--- Short problem ---
Print out the material that follows word for word.

--- Input records ---
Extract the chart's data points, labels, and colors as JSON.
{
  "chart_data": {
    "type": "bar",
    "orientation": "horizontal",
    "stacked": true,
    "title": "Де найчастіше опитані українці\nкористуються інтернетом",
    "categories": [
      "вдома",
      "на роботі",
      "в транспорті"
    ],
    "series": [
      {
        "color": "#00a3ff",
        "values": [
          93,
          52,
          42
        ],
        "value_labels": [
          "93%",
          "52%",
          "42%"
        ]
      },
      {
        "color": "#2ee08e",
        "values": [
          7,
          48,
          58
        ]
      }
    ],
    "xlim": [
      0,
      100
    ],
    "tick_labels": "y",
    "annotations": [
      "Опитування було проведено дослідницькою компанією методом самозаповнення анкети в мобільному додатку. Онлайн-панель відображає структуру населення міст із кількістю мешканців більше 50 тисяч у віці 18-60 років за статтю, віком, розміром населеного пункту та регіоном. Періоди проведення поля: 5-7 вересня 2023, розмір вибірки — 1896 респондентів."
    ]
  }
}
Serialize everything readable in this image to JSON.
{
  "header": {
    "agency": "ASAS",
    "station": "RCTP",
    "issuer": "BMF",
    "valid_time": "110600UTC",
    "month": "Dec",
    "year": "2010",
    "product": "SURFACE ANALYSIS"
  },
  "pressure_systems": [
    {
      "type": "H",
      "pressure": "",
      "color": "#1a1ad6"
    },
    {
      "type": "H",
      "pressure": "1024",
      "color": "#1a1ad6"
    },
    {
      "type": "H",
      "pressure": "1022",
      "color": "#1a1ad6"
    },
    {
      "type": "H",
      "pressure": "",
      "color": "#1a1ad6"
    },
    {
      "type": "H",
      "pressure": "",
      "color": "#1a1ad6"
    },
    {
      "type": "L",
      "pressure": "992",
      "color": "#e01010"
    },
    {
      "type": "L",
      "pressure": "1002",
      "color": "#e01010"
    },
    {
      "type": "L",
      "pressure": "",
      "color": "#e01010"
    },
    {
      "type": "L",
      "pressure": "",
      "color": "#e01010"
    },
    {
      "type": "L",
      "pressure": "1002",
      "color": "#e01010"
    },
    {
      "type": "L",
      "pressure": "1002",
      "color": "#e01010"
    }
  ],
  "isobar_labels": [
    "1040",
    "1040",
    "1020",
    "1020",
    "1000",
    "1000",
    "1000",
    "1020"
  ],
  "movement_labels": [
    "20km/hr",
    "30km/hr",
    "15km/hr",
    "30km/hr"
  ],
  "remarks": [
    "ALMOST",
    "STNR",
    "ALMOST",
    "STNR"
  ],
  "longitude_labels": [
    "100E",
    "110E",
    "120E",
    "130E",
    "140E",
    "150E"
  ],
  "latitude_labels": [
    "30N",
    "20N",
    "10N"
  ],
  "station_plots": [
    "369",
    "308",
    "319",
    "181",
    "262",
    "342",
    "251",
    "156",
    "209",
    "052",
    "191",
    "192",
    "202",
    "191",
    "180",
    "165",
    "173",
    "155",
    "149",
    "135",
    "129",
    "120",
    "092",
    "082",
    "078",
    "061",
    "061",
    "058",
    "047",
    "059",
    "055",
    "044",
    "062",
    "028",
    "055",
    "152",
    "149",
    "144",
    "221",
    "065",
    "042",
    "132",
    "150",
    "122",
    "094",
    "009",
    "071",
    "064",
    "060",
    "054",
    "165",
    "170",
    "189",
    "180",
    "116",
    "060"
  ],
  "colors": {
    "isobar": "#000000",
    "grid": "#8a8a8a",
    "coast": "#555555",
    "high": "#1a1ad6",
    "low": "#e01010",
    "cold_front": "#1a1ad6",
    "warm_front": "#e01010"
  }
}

--- Expected answer ---
Extract the chart's data points, labels, and colors as JSON.
{
  "chart_data": {
    "type": "bar",
    "orientation": "horizontal",
    "stacked": true,
    "title": "Де найчастіше опитані українці\nкористуються інтернетом",
    "categories": [
      "вдома",
      "на роботі",
      "в транспорті"
    ],
    "series": [
      {
        "color": "#00a3ff",
        "values": [
          93,
          52,
          42
        ],
        "value_labels": [
          "93%",
          "52%",
          "42%"
        ]
      },
      {
        "color": "#2ee08e",
        "values": [
          7,
          48,
          58
        ]
      }
    ],
    "xlim": [
      0,
      100
    ],
    "tick_labels": "y",
    "annotations": [
      "Опитування було проведено дослідницькою компанією методом самозаповнення анкети в мобільному додатку. Онлайн-панель відображає структуру населення міст із кількістю мешканців більше 50 тисяч у віці 18-60 років за статтю, віком, розміром населеного пункту та регіоном. Періоди проведення поля: 5-7 вересня 2023, розмір вибірки — 1896 респондентів."
    ]
  }
}
Serialize everything readable in this image to JSON.
{
  "header": {
    "agency": "ASAS",
    "station": "RCTP",
    "issuer": "BMF",
    "valid_time": "110600UTC",
    "month": "Dec",
    "year": "2010",
    "product": "SURFACE ANALYSIS"
  },
  "pressure_systems": [
    {
      "type": "H",
      "pressure": "",
      "color": "#1a1ad6"
    },
    {
      "type": "H",
      "pressure": "1024",
      "color": "#1a1ad6"
    },
    {
      "type": "H",
      "pressure": "1022",
      "color": "#1a1ad6"
    },
    {
      "type": "H",
      "pressure": "",
      "color": "#1a1ad6"
    },
    {
      "type": "H",
      "pressure": "",
      "color": "#1a1ad6"
    },
    {
      "type": "L",
      "pressure": "992",
      "color": "#e01010"
    },
    {
      "type": "L",
      "pressure": "1002",
      "color": "#e01010"
    },
    {
      "type": "L",
      "pressure": "",
      "color": "#e01010"
    },
    {
      "type": "L",
      "pressure": "",
      "color": "#e01010"
    },
    {
      "type": "L",
      "pressure": "1002",
      "color": "#e01010"
    },
    {
      "type": "L",
      "pressure": "1002",
      "color": "#e01010"
    }
  ],
  "isobar_labels": [
    "1040",
    "1040",
    "1020",
    "1020",
    "1000",
    "1000",
    "1000",
    "1020"
  ],
  "movement_labels": [
    "20km/hr",
    "30km/hr",
    "15km/hr",
    "30km/hr"
  ],
  "remarks": [
    "ALMOST",
    "STNR",
    "ALMOST",
    "STNR"
  ],
  "longitude_labels": [
    "100E",
    "110E",
    "120E",
    "130E",
    "140E",
    "150E"
  ],
  "latitude_labels": [
    "30N",
    "20N",
    "10N"
  ],
  "station_plots": [
    "369",
    "308",
    "319",
    "181",
    "262",
    "342",
    "251",
    "156",
    "209",
    "052",
    "191",
    "192",
    "202",
    "191",
    "180",
    "165",
    "173",
    "155",
    "149",
    "135",
    "129",
    "120",
    "092",
    "082",
    "078",
    "061",
    "061",
    "058",
    "047",
    "059",
    "055",
    "044",
    "062",
    "028",
    "055",
    "152",
    "149",
    "144",
    "221",
    "065",
    "042",
    "132",
    "150",
    "122",
    "094",
    "009",
    "071",
    "064",
    "060",
    "054",
    "165",
    "170",
    "189",
    "180",
    "116",
    "060"
  ],
  "colors": {
    "isobar": "#000000",
    "grid": "#8a8a8a",
    "coast": "#555555",
    "high": "#1a1ad6",
    "low": "#e01010",
    "cold_front": "#1a1ad6",
    "warm_front": "#e01010"
  }
}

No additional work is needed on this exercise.